··· Items

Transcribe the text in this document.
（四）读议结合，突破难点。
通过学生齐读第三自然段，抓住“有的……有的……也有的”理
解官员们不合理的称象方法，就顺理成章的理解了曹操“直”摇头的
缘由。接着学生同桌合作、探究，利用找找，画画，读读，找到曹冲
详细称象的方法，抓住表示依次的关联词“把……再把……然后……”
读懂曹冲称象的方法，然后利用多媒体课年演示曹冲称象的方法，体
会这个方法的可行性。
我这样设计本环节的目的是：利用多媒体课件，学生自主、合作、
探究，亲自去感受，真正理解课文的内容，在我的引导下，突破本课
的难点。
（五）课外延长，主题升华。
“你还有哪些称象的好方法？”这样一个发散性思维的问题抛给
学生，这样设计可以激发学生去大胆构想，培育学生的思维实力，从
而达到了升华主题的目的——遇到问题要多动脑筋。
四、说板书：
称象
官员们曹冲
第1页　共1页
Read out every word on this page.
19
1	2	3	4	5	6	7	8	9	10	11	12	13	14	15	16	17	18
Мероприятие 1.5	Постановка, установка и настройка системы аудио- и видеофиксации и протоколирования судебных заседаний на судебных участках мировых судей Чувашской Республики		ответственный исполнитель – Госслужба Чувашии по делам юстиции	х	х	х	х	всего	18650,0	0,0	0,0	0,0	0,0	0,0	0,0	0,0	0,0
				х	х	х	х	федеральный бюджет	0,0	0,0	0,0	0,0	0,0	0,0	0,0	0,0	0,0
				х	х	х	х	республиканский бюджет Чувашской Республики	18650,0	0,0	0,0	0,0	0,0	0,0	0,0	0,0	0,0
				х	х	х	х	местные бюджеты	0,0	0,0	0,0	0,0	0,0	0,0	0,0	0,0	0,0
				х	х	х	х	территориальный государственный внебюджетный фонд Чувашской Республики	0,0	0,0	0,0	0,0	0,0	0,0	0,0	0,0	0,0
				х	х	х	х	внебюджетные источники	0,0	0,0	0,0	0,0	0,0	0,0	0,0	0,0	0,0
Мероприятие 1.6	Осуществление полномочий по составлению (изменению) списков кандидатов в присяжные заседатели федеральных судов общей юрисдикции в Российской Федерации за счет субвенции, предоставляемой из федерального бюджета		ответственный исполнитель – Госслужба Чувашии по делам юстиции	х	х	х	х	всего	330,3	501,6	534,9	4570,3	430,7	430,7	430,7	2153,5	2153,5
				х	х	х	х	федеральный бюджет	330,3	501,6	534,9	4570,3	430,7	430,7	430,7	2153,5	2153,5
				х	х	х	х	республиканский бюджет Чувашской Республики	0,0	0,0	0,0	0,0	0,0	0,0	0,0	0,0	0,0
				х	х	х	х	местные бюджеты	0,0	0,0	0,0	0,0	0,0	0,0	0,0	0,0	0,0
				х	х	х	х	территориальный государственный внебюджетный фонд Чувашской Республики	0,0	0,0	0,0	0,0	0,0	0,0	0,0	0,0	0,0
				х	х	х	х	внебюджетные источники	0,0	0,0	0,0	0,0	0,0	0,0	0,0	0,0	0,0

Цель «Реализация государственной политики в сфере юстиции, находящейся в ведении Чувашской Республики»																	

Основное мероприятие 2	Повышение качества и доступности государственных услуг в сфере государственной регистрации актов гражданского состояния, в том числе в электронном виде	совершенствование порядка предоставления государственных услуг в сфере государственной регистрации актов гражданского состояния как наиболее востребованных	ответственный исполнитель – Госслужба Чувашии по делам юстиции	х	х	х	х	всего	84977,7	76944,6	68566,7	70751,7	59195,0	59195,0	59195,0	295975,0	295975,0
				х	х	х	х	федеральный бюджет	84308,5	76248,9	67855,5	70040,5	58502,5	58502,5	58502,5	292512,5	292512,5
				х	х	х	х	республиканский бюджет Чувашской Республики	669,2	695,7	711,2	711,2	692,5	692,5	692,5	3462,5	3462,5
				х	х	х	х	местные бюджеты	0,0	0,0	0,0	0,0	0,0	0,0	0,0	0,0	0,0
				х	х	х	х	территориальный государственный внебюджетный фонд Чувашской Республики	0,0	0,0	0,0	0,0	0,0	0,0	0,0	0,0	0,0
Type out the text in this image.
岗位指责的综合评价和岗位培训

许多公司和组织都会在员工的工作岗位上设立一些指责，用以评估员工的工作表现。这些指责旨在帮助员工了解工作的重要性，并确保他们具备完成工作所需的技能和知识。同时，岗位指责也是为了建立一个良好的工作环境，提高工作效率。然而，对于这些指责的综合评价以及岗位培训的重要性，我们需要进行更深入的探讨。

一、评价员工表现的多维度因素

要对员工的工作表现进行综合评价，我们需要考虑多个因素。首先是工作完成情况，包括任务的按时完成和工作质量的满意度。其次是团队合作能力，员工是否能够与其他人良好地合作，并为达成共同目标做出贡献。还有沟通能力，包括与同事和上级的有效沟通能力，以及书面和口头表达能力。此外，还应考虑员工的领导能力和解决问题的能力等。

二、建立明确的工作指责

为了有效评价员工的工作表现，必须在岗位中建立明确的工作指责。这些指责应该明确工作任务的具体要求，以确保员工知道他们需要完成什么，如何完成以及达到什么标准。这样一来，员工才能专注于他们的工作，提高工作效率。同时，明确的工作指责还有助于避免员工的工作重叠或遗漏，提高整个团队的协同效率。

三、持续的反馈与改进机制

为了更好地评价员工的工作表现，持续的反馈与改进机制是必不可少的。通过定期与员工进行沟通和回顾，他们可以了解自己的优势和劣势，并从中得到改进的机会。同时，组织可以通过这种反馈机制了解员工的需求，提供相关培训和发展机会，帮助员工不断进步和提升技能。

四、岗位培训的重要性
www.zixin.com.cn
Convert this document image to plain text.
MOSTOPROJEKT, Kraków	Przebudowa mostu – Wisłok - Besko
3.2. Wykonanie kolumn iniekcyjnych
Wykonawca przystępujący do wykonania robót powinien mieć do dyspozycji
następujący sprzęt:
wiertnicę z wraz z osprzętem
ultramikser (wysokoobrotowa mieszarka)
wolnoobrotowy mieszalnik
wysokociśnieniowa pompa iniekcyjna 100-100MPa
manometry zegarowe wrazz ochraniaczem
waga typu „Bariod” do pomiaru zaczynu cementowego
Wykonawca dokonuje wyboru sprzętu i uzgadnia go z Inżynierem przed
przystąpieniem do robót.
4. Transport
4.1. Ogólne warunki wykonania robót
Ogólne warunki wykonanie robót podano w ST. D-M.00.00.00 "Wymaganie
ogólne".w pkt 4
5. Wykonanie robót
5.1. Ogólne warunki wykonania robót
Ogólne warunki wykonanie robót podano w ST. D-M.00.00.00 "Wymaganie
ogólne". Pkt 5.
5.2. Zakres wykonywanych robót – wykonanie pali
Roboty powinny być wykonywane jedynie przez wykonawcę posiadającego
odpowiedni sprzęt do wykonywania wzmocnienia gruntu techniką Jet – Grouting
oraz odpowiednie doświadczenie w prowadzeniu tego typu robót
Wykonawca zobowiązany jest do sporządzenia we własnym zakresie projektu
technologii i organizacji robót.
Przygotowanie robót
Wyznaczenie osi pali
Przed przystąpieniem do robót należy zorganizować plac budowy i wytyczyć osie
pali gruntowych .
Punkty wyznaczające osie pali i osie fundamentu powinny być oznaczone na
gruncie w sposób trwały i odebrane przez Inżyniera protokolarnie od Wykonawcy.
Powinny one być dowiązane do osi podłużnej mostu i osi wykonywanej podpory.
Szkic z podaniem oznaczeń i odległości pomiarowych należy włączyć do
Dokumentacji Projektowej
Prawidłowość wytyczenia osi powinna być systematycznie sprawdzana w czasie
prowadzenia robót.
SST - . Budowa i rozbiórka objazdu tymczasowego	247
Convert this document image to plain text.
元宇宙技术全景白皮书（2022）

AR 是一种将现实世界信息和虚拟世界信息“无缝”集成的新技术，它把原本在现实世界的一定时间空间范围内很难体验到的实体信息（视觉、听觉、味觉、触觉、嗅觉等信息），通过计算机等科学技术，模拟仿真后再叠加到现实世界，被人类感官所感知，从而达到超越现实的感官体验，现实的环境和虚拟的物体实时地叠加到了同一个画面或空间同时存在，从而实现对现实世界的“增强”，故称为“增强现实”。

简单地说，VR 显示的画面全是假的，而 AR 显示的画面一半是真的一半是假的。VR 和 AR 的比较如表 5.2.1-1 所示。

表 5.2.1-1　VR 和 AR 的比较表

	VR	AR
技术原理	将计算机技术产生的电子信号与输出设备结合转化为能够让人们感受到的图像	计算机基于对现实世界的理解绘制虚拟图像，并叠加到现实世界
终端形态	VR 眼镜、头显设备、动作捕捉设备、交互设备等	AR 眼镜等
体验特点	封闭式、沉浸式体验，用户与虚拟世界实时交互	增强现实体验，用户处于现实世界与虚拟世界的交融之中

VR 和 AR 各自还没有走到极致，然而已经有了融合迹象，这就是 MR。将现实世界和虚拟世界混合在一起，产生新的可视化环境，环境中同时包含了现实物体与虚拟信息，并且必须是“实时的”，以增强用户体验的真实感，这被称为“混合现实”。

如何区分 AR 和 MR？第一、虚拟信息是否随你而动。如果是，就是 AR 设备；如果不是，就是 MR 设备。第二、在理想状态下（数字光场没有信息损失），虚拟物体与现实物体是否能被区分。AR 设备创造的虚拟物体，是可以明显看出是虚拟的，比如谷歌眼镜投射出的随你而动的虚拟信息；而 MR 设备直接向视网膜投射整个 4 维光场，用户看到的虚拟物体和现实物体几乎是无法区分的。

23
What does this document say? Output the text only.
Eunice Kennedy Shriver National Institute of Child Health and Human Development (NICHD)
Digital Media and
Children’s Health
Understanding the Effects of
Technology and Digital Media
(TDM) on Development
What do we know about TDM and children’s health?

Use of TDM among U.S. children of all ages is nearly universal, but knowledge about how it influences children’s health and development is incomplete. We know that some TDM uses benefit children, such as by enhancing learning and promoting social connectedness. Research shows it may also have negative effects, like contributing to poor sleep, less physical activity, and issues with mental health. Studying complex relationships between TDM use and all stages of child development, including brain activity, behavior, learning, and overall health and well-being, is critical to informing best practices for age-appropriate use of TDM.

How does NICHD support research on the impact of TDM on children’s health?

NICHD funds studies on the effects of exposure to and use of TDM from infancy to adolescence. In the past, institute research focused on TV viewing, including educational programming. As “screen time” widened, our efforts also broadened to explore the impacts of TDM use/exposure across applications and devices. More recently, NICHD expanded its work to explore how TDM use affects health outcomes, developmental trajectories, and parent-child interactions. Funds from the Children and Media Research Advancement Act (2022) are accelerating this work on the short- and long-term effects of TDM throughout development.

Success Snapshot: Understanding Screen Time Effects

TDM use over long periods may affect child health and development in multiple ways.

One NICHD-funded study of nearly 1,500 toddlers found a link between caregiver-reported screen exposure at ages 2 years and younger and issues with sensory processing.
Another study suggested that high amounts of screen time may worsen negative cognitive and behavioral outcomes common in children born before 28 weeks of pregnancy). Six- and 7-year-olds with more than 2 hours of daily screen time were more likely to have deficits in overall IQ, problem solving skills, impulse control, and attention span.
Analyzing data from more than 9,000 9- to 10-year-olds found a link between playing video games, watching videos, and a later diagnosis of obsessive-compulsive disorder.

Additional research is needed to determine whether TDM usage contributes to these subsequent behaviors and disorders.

······

» Task statement: Return each full line of the entries that contains the word "należy".

» Exercise output:
Przed przystąpieniem do robót należy zorganizować plac budowy i wytyczyć osie
Szkic z podaniem oznaczeń i odległości pomiarowych należy włączyć do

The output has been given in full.